## DATA SHOWN
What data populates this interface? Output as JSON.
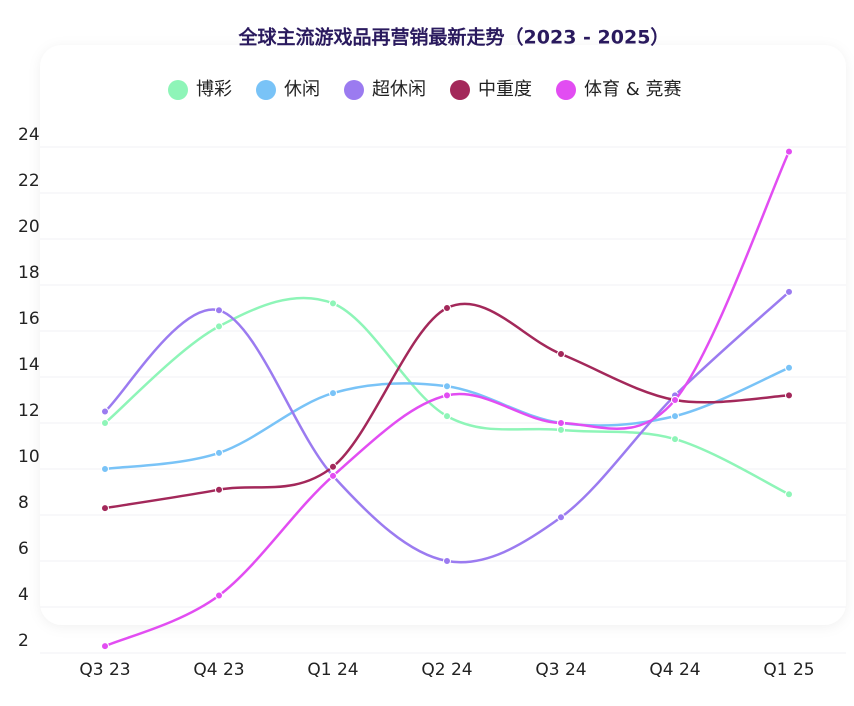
{
  "chart_data": {
    "type": "line",
    "title": "全球主流游戏品再营销最新走势（2023 - 2025）",
    "categories": [
      "Q3 23",
      "Q4 23",
      "Q1 24",
      "Q2 24",
      "Q3 24",
      "Q4 24",
      "Q1 25"
    ],
    "series": [
      {
        "name": "博彩",
        "color": "#8ef5b8",
        "values": [
          12.0,
          16.2,
          17.2,
          12.3,
          11.7,
          11.3,
          8.9
        ]
      },
      {
        "name": "休闲",
        "color": "#79c3f7",
        "values": [
          10.0,
          10.7,
          13.3,
          13.6,
          12.0,
          12.3,
          14.4
        ]
      },
      {
        "name": "超休闲",
        "color": "#9b7bf0",
        "values": [
          12.5,
          16.9,
          9.7,
          6.0,
          7.9,
          13.2,
          17.7
        ]
      },
      {
        "name": "中重度",
        "color": "#a3285a",
        "values": [
          8.3,
          9.1,
          10.1,
          17.0,
          15.0,
          13.0,
          13.2
        ]
      },
      {
        "name": "体育 & 竞赛",
        "color": "#e24df2",
        "values": [
          2.3,
          4.5,
          9.7,
          13.2,
          12.0,
          13.0,
          23.8
        ]
      }
    ],
    "ylim": [
      2,
      24
    ],
    "yticks": [
      2,
      4,
      6,
      8,
      10,
      12,
      14,
      16,
      18,
      20,
      22,
      24
    ],
    "grid": true
  }
}
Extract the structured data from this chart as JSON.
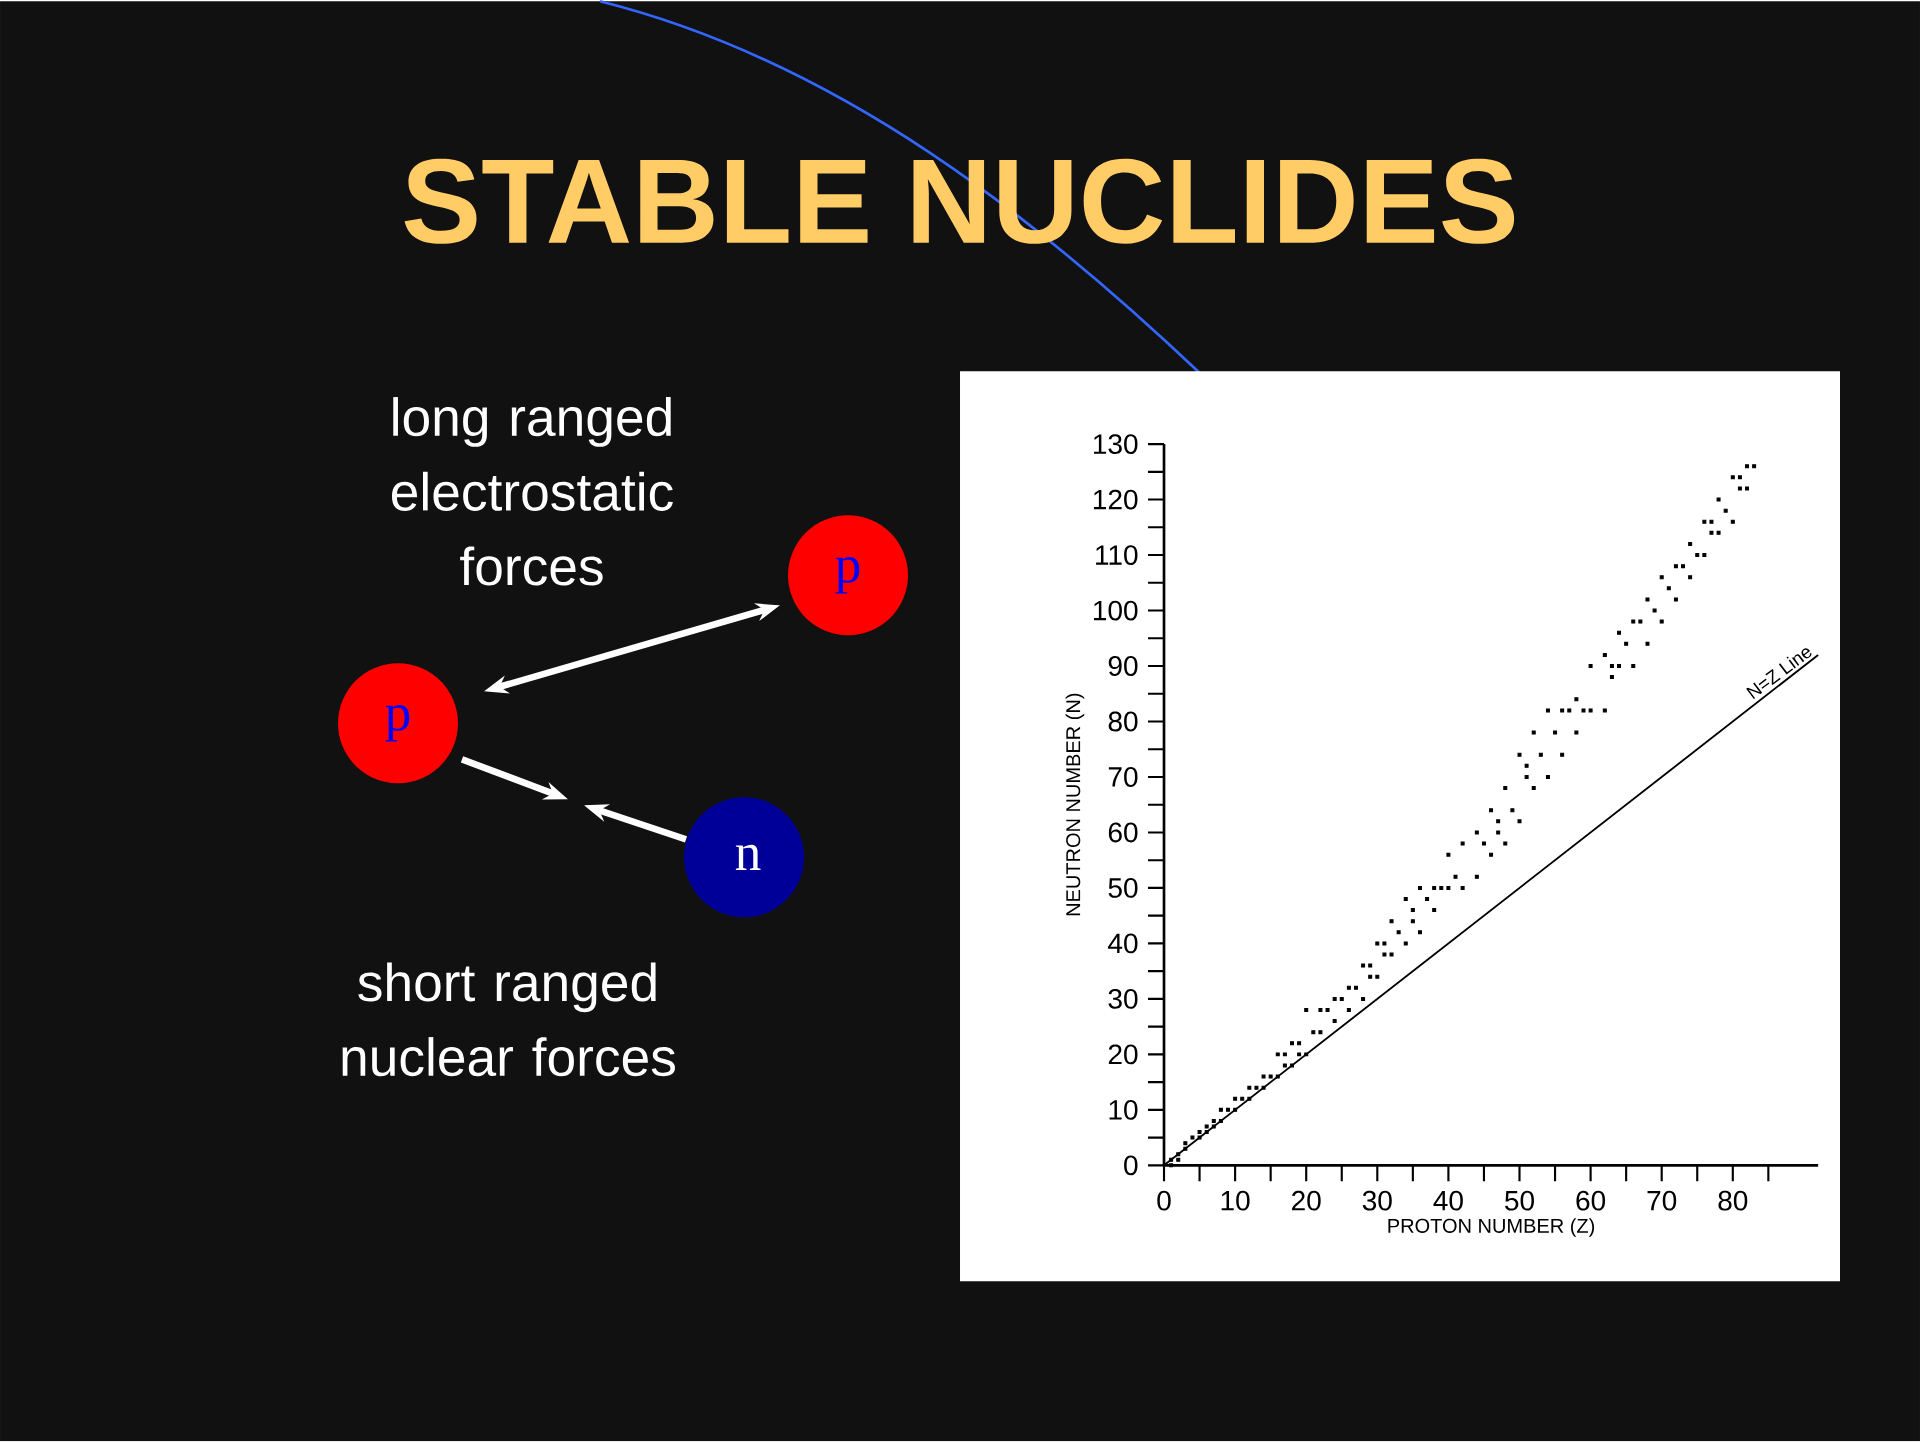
{
  "chart_data": {
    "type": "scatter",
    "title": "STABLE NUCLIDES",
    "xlabel": "PROTON NUMBER (Z)",
    "ylabel": "NEUTRON NUMBER (N)",
    "xlim": [
      0,
      92
    ],
    "ylim": [
      0,
      130
    ],
    "xticks": [
      0,
      {
        "value": 5,
        "label": null
      },
      10,
      {
        "value": 15,
        "label": null
      },
      20,
      {
        "value": 25,
        "label": null
      },
      30,
      {
        "value": 35,
        "label": null
      },
      40,
      {
        "value": 45,
        "label": null
      },
      50,
      {
        "value": 55,
        "label": null
      },
      60,
      {
        "value": 65,
        "label": null
      },
      70,
      {
        "value": 75,
        "label": null
      },
      80,
      {
        "value": 85,
        "label": null
      }
    ],
    "yticks": [
      0,
      {
        "value": 5,
        "label": null
      },
      10,
      {
        "value": 15,
        "label": null
      },
      20,
      {
        "value": 25,
        "label": null
      },
      30,
      {
        "value": 35,
        "label": null
      },
      40,
      {
        "value": 45,
        "label": null
      },
      50,
      {
        "value": 55,
        "label": null
      },
      60,
      {
        "value": 65,
        "label": null
      },
      70,
      {
        "value": 75,
        "label": null
      },
      80,
      {
        "value": 85,
        "label": null
      },
      90,
      {
        "value": 95,
        "label": null
      },
      100,
      {
        "value": 105,
        "label": null
      },
      110,
      {
        "value": 115,
        "label": null
      },
      120,
      {
        "value": 125,
        "label": null
      },
      130
    ],
    "series": [
      {
        "marker": "square",
        "color": "#000000",
        "x": [
          1,
          1,
          2,
          2,
          3,
          3,
          4,
          5,
          5,
          6,
          6,
          7,
          7,
          8,
          8,
          9,
          10,
          10,
          11,
          12,
          12,
          13,
          14,
          14,
          15,
          16,
          16,
          17,
          17,
          18,
          18,
          19,
          19,
          20,
          20,
          21,
          22,
          22,
          23,
          24,
          24,
          25,
          26,
          26,
          27,
          28,
          28,
          29,
          29,
          30,
          30,
          31,
          31,
          32,
          32,
          33,
          34,
          34,
          35,
          35,
          36,
          36,
          37,
          38,
          38,
          39,
          40,
          40,
          41,
          42,
          42,
          44,
          44,
          45,
          46,
          46,
          47,
          47,
          48,
          48,
          49,
          50,
          50,
          51,
          51,
          52,
          52,
          53,
          54,
          54,
          55,
          56,
          56,
          57,
          58,
          58,
          59,
          60,
          60,
          62,
          62,
          63,
          63,
          64,
          64,
          65,
          66,
          66,
          67,
          68,
          68,
          69,
          70,
          70,
          71,
          72,
          72,
          73,
          74,
          74,
          75,
          76,
          76,
          77,
          77,
          78,
          78,
          79,
          80,
          80,
          81,
          81,
          82,
          82,
          83
        ],
        "values": [
          0,
          1,
          1,
          2,
          3,
          4,
          5,
          5,
          6,
          6,
          7,
          7,
          8,
          8,
          10,
          10,
          10,
          12,
          12,
          12,
          14,
          14,
          14,
          16,
          16,
          16,
          20,
          18,
          20,
          18,
          22,
          20,
          22,
          20,
          28,
          24,
          24,
          28,
          28,
          26,
          30,
          30,
          28,
          32,
          32,
          30,
          36,
          34,
          36,
          34,
          40,
          38,
          40,
          38,
          44,
          42,
          40,
          48,
          44,
          46,
          42,
          50,
          48,
          46,
          50,
          50,
          50,
          56,
          52,
          50,
          58,
          52,
          60,
          58,
          56,
          64,
          60,
          62,
          58,
          68,
          64,
          62,
          74,
          70,
          72,
          68,
          78,
          74,
          70,
          82,
          78,
          74,
          82,
          82,
          78,
          84,
          82,
          82,
          90,
          82,
          92,
          88,
          90,
          90,
          96,
          94,
          90,
          98,
          98,
          94,
          102,
          100,
          98,
          106,
          104,
          102,
          108,
          108,
          106,
          112,
          110,
          110,
          116,
          114,
          116,
          114,
          120,
          118,
          116,
          124,
          122,
          124,
          122,
          126,
          126
        ]
      },
      {
        "type": "line",
        "name": "N=Z Line",
        "color": "#000000",
        "x": [
          0,
          92
        ],
        "values": [
          0,
          92
        ]
      }
    ],
    "annotations": [
      "long ranged electrostatic forces",
      "short ranged nuclear forces",
      "p",
      "p",
      "n"
    ]
  }
}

## WHAT YOU NEED TO DO
Where a line holds "forces", copy that line.

## ANSWER TO THIS EXERCISE
      "long ranged electrostatic forces",
      "short ranged nuclear forces",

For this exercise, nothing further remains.